→ **TASK STATEMENT**
Please quote every line word for word.

→ **DATASET ROWS**
========================================================================
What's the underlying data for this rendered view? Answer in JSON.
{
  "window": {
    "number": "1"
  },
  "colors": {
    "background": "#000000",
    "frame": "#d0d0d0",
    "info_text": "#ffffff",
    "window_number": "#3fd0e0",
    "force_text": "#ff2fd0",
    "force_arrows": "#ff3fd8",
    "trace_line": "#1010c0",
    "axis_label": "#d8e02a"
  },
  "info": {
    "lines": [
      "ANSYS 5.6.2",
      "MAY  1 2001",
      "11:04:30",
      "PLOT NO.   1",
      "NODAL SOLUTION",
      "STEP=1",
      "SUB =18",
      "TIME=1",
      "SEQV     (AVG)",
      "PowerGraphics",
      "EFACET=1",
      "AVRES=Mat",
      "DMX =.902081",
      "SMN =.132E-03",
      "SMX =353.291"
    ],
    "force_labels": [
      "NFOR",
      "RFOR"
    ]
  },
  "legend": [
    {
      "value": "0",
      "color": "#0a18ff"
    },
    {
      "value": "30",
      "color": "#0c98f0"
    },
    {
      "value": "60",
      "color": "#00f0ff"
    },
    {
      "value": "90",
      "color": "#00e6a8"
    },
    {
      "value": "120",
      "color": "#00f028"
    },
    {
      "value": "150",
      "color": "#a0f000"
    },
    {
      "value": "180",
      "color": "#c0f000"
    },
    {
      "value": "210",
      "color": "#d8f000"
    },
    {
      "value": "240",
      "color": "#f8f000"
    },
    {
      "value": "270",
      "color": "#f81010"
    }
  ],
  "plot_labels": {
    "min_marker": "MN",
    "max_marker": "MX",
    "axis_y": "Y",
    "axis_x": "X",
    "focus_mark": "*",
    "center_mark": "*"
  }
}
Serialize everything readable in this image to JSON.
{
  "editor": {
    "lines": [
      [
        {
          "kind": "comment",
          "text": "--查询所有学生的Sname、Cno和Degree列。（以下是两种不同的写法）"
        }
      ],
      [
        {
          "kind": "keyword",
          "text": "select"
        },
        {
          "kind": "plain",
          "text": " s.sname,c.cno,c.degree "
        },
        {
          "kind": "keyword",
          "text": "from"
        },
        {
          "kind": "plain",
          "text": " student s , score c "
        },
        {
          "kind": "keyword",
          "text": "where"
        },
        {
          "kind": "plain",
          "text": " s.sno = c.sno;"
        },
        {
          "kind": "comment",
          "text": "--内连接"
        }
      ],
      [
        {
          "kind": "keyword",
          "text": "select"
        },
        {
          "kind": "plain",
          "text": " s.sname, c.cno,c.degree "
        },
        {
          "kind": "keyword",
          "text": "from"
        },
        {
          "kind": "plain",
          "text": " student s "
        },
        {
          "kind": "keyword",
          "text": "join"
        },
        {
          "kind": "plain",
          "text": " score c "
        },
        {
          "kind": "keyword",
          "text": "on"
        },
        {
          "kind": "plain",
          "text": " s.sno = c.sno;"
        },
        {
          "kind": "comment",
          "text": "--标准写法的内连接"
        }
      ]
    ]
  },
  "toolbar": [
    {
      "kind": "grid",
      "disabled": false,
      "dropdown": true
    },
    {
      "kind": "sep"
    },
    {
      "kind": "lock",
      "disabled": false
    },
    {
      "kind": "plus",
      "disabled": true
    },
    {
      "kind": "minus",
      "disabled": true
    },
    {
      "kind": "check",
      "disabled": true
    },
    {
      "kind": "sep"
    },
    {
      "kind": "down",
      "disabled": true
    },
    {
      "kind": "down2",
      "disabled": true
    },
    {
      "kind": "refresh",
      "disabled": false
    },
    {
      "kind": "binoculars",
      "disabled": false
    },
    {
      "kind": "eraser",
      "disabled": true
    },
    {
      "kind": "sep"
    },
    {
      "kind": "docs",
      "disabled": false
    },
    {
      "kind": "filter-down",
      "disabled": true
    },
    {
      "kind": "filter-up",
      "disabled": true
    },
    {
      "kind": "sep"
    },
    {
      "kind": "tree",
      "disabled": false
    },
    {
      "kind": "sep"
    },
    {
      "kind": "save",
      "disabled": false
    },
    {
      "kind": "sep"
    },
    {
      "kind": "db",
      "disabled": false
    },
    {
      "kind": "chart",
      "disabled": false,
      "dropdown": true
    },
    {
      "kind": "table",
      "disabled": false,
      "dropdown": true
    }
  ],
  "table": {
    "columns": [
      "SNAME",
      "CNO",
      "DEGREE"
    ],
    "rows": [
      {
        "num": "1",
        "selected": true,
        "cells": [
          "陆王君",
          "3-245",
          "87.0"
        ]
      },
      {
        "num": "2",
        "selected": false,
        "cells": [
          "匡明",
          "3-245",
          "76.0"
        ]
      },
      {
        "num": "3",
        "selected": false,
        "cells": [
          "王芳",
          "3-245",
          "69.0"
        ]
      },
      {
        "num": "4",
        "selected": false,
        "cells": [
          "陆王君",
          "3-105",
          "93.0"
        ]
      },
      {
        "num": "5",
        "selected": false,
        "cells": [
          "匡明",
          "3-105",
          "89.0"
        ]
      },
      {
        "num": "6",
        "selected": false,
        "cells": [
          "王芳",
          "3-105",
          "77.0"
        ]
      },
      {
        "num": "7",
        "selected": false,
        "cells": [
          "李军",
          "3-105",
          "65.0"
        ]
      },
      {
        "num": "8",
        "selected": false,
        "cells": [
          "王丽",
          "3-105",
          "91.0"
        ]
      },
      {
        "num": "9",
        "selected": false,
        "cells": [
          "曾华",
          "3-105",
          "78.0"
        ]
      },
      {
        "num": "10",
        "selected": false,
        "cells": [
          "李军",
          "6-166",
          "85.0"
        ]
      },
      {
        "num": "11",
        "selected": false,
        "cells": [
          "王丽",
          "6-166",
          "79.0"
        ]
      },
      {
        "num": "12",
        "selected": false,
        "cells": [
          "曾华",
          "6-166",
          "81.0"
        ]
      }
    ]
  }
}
========================================================================
→ **PROBLEM SOLUTION**
What's the underlying data for this rendered view? Answer in JSON.
{
  "window": {
    "number": "1"
  },
  "colors": {
    "background": "#000000",
    "frame": "#d0d0d0",
    "info_text": "#ffffff",
    "window_number": "#3fd0e0",
    "force_text": "#ff2fd0",
    "force_arrows": "#ff3fd8",
    "trace_line": "#1010c0",
    "axis_label": "#d8e02a"
  },
  "info": {
    "lines": [
      "ANSYS 5.6.2",
      "MAY  1 2001",
      "11:04:30",
      "PLOT NO.   1",
      "NODAL SOLUTION",
      "STEP=1",
      "SUB =18",
      "TIME=1",
      "SEQV     (AVG)",
      "PowerGraphics",
      "EFACET=1",
      "AVRES=Mat",
      "DMX =.902081",
      "SMN =.132E-03",
      "SMX =353.291"
    ],
    "force_labels": [
      "NFOR",
      "RFOR"
    ]
  },
  "legend": [
    {
      "value": "0",
      "color": "#0a18ff"
    },
    {
      "value": "30",
      "color": "#0c98f0"
    },
    {
      "value": "60",
      "color": "#00f0ff"
    },
    {
      "value": "90",
      "color": "#00e6a8"
    },
    {
      "value": "120",
      "color": "#00f028"
    },
    {
      "value": "150",
      "color": "#a0f000"
    },
    {
      "value": "180",
      "color": "#c0f000"
    },
    {
      "value": "210",
      "color": "#d8f000"
    },
    {
      "value": "240",
      "color": "#f8f000"
    },
    {
      "value": "270",
      "color": "#f81010"
    }
  ],
  "plot_labels": {
    "min_marker": "MN",
    "max_marker": "MX",
    "axis_y": "Y",
    "axis_x": "X",
    "focus_mark": "*",
    "center_mark": "*"
  }
}
Serialize everything readable in this image to JSON.
{
  "editor": {
    "lines": [
      [
        {
          "kind": "comment",
          "text": "--查询所有学生的Sname、Cno和Degree列。（以下是两种不同的写法）"
        }
      ],
      [
        {
          "kind": "keyword",
          "text": "select"
        },
        {
          "kind": "plain",
          "text": " s.sname,c.cno,c.degree "
        },
        {
          "kind": "keyword",
          "text": "from"
        },
        {
          "kind": "plain",
          "text": " student s , score c "
        },
        {
          "kind": "keyword",
          "text": "where"
        },
        {
          "kind": "plain",
          "text": " s.sno = c.sno;"
        },
        {
          "kind": "comment",
          "text": "--内连接"
        }
      ],
      [
        {
          "kind": "keyword",
          "text": "select"
        },
        {
          "kind": "plain",
          "text": " s.sname, c.cno,c.degree "
        },
        {
          "kind": "keyword",
          "text": "from"
        },
        {
          "kind": "plain",
          "text": " student s "
        },
        {
          "kind": "keyword",
          "text": "join"
        },
        {
          "kind": "plain",
          "text": " score c "
        },
        {
          "kind": "keyword",
          "text": "on"
        },
        {
          "kind": "plain",
          "text": " s.sno = c.sno;"
        },
        {
          "kind": "comment",
          "text": "--标准写法的内连接"
        }
      ]
    ]
  },
  "toolbar": [
    {
      "kind": "grid",
      "disabled": false,
      "dropdown": true
    },
    {
      "kind": "sep"
    },
    {
      "kind": "lock",
      "disabled": false
    },
    {
      "kind": "plus",
      "disabled": true
    },
    {
      "kind": "minus",
      "disabled": true
    },
    {
      "kind": "check",
      "disabled": true
    },
    {
      "kind": "sep"
    },
    {
      "kind": "down",
      "disabled": true
    },
    {
      "kind": "down2",
      "disabled": true
    },
    {
      "kind": "refresh",
      "disabled": false
    },
    {
      "kind": "binoculars",
      "disabled": false
    },
    {
      "kind": "eraser",
      "disabled": true
    },
    {
      "kind": "sep"
    },
    {
      "kind": "docs",
      "disabled": false
    },
    {
      "kind": "filter-down",
      "disabled": true
    },
    {
      "kind": "filter-up",
      "disabled": true
    },
    {
      "kind": "sep"
    },
    {
      "kind": "tree",
      "disabled": false
    },
    {
      "kind": "sep"
    },
    {
      "kind": "save",
      "disabled": false
    },
    {
      "kind": "sep"
    },
    {
      "kind": "db",
      "disabled": false
    },
    {
      "kind": "chart",
      "disabled": false,
      "dropdown": true
    },
    {
      "kind": "table",
      "disabled": false,
      "dropdown": true
    }
  ],
  "table": {
    "columns": [
      "SNAME",
      "CNO",
      "DEGREE"
    ],
    "rows": [
      {
        "num": "1",
        "selected": true,
        "cells": [
          "陆王君",
          "3-245",
          "87.0"
        ]
      },
      {
        "num": "2",
        "selected": false,
        "cells": [
          "匡明",
          "3-245",
          "76.0"
        ]
      },
      {
        "num": "3",
        "selected": false,
        "cells": [
          "王芳",
          "3-245",
          "69.0"
        ]
      },
      {
        "num": "4",
        "selected": false,
        "cells": [
          "陆王君",
          "3-105",
          "93.0"
        ]
      },
      {
        "num": "5",
        "selected": false,
        "cells": [
          "匡明",
          "3-105",
          "89.0"
        ]
      },
      {
        "num": "6",
        "selected": false,
        "cells": [
          "王芳",
          "3-105",
          "77.0"
        ]
      },
      {
        "num": "7",
        "selected": false,
        "cells": [
          "李军",
          "3-105",
          "65.0"
        ]
      },
      {
        "num": "8",
        "selected": false,
        "cells": [
          "王丽",
          "3-105",
          "91.0"
        ]
      },
      {
        "num": "9",
        "selected": false,
        "cells": [
          "曾华",
          "3-105",
          "78.0"
        ]
      },
      {
        "num": "10",
        "selected": false,
        "cells": [
          "李军",
          "6-166",
          "85.0"
        ]
      },
      {
        "num": "11",
        "selected": false,
        "cells": [
          "王丽",
          "6-166",
          "79.0"
        ]
      },
      {
        "num": "12",
        "selected": false,
        "cells": [
          "曾华",
          "6-166",
          "81.0"
        ]
      }
    ]
  }
}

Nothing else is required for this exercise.